§ **EXERCISES TO COMPLETE**:
1 - In the passage on financial bloggers below, which outlet does Felix Salmon now blog for?
2 - Please list every blog site named in the passage on financial bloggers below.
** Opening SOURCE PASSAGE block **
Last year’s financial implosion left the investing public deeply unsettled about who or what to trust. The information that flowed from the banks, the ratings agencies, the regulatory agencies, and the mainstream media—the bedrock of the financial markets, in a sense—was viewed with great suspicion, and that created an opportunity for financial bloggers: a motley assortment of amateurs and professionals from all over the map. There are traders, economists, venture capitalists, financial advisers, and pajama-clad cranks all vying to explain the complex machinations that got us into this mess and to critique governmental solutions. Sites like Naked Capitalism, Seeking Alpha, the Big Picture, Infectious Greed, Angry Bear, Calculated Risk, and Zero Hedge have hatched communities based on discontent and disbelief, forming a kind of ragtag insurgency against the financial Establishment and what they view as its feckless lackeys in the government and media.

“We’re all happily cruising along, doing our financial-journalism thing, until late 2007,” explains Felix Salmon, who now blogs for Reuters. “We have relationships with flacks, and suddenly they started lying to us. Outright lies. And you’re like, ‘Wait, that’s not kosher, you can’t do that.’ ” Among bloggers, Salmon is more of the Establishment type, with little tolerance for the sloppy thinking of excitable bloggers.
More at link above...interesting read.
 
Karl is great. I just discovered him about 2 months ago. I dont know what he has said about Ron Paul in past and don't really want to know.

The guy is the best deflationist I have heard. He changed my mind about hyperinflation and is just plain entertaining to listen to.
 
"Medicare Part D-

When Medicare was passed, the pharmaceutical companies raised prices by 17%, when inflation was running about four"
** Closing SOURCE PASSAGE block **
** Opening GIVEN INFORMATION block **
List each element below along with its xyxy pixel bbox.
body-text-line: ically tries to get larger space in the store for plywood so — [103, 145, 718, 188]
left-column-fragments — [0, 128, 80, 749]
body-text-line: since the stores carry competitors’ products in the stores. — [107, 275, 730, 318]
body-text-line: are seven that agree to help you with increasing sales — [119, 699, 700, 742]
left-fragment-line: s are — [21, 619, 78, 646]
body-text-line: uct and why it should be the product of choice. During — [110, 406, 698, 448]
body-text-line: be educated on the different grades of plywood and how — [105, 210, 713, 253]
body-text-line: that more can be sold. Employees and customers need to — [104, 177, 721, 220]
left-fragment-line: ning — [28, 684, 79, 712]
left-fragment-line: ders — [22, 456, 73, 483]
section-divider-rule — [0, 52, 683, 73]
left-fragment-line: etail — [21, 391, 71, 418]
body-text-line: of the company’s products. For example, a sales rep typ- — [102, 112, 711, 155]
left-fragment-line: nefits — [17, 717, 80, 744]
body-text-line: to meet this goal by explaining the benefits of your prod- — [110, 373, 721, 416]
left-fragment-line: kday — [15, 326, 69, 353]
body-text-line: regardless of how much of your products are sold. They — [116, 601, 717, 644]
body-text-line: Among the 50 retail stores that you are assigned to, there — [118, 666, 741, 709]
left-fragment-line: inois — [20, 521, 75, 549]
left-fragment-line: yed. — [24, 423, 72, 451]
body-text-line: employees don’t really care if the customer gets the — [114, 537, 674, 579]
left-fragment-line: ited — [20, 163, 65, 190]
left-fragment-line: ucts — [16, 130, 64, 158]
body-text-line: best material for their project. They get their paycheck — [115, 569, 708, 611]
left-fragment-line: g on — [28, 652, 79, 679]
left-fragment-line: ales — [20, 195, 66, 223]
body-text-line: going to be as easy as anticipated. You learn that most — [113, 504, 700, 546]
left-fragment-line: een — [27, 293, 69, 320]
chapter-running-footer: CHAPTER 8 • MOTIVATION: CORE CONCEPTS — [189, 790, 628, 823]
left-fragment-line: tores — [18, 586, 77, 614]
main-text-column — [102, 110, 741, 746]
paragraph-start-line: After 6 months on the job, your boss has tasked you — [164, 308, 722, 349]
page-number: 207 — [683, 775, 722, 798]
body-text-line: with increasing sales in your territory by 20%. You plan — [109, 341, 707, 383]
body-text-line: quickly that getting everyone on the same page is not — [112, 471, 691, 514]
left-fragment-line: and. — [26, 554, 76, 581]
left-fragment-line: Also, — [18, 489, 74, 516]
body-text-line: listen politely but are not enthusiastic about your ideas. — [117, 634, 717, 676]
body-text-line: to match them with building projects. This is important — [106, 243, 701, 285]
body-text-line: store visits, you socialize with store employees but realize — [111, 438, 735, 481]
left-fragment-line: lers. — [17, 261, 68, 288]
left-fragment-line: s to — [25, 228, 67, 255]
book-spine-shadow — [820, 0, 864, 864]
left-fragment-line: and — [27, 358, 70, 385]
** Closing GIVEN INFORMATION block **
§ **TASK-BY-TASK OUTPUTS**:
1 - Reuters

2 - Naked Capitalism, Seeking Alpha, the Big Picture, Infectious Greed, Angry Bear, Calculated Risk, Zero Hedge